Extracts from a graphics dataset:
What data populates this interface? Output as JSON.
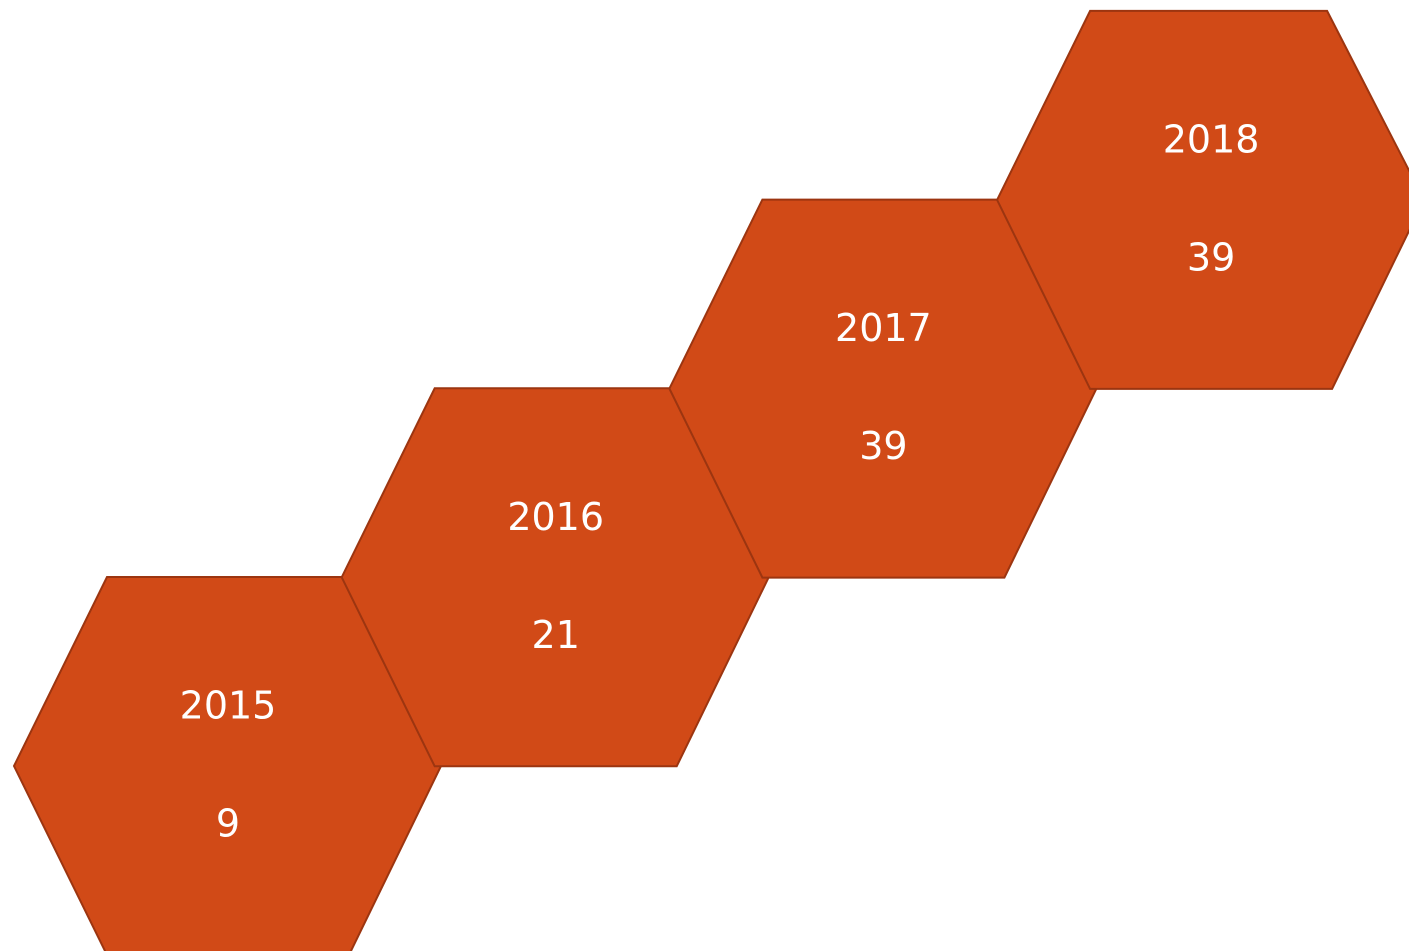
{
  "nodes": [
    {
      "label": "2015",
      "value": 9
    },
    {
      "label": "2016",
      "value": 21
    },
    {
      "label": "2017",
      "value": 39
    },
    {
      "label": "2018",
      "value": 39
    }
  ]
}
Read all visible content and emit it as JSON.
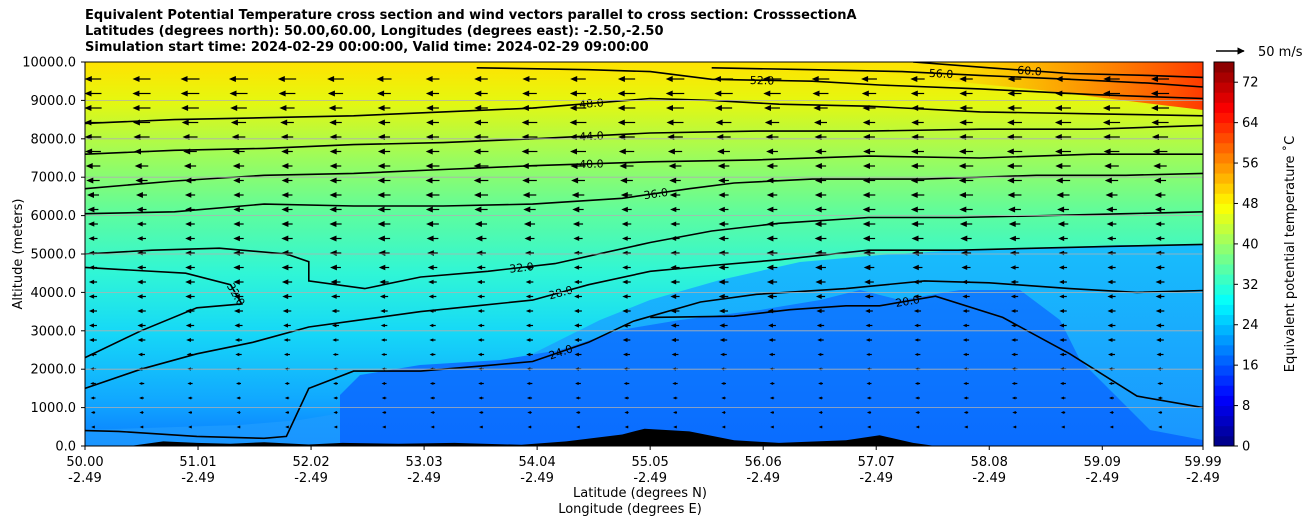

**Task prompt:** Each entry shown above must be quoted exactly, with its pictures left out.

**Expected answer:**
What data populates this interface? Output as JSON.
{
  "nodes": [
    {
      "label": "2015",
      "value": 9
    },
    {
      "label": "2016",
      "value": 21
    },
    {
      "label": "2017",
      "value": 39
    },
    {
      "label": "2018",
      "value": 39
    }
  ]
}
Read all visible content and emit it as JSON.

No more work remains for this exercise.